- Instruction
Look through the material and copy each line holding "делу".

Entries from a dataset:

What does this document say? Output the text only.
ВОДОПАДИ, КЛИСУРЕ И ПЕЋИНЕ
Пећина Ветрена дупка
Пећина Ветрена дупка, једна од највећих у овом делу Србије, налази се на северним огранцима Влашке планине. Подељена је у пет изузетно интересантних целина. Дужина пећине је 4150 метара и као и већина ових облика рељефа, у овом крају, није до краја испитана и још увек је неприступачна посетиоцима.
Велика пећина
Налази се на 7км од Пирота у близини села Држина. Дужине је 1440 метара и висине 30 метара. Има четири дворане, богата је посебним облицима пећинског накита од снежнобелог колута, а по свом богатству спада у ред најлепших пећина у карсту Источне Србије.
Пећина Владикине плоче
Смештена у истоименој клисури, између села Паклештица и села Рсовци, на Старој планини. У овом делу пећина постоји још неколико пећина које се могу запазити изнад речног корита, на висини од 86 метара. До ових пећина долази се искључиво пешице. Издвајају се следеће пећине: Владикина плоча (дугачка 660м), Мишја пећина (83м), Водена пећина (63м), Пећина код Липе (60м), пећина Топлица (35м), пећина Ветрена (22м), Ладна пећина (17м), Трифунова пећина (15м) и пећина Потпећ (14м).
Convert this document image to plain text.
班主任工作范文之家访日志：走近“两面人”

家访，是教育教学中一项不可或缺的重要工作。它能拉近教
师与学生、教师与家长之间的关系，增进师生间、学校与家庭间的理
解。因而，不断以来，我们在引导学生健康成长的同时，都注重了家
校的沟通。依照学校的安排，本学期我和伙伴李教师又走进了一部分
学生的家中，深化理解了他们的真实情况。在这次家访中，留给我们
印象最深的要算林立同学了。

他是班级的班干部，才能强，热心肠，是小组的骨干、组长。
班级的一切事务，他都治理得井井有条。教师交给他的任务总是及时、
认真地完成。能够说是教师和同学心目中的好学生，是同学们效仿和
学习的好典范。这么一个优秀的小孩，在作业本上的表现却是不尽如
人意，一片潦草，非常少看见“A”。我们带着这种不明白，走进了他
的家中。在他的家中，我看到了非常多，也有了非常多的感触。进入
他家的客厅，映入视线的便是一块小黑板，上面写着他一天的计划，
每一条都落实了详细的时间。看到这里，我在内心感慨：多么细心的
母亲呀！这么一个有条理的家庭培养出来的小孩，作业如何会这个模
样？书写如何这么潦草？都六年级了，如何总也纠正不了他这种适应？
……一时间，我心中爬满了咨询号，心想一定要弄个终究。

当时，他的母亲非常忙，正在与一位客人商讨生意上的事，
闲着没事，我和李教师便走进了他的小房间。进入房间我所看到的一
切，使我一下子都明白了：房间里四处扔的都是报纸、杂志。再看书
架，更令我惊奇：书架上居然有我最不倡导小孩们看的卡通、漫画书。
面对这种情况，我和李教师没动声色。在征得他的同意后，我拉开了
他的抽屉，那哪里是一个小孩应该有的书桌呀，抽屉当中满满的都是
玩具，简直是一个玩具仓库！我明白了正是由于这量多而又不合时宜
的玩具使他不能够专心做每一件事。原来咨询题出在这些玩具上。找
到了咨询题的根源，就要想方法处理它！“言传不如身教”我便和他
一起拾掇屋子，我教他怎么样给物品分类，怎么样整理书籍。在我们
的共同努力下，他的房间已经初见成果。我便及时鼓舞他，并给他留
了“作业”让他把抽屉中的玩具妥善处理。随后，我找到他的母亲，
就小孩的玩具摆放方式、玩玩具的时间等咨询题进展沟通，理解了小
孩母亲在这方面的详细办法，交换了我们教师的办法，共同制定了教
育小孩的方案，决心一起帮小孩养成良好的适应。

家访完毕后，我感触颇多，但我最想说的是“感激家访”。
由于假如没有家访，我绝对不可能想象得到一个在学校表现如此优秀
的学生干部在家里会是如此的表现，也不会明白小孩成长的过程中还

- Exercise solution
Пећина Ветрена дупка, једна од највећих у овом делу Србије, налази се на северним огранцима Влашке планине. Подељена је у пет изузетно интересантних целина. Дужина пећине је 4150 метара и као и већина ових облика рељефа, у овом крају, није до краја испитана и још увек је неприступачна посетиоцима.
Смештена у истоименој клисури, између села Паклештица и села Рсовци, на Старој планини. У овом делу пећина постоји још неколико пећина које се могу запазити изнад речног корита, на висини од 86 метара. До ових пећина долази се искључиво пешице. Издвајају се следеће пећине: Владикина плоча (дугачка 660м), Мишја пећина (83м), Водена пећина (63м), Пећина код Липе (60м), пећина Топлица (35м), пећина Ветрена (22м), Ладна пећина (17м), Трифунова пећина (15м) и пећина Потпећ (14м).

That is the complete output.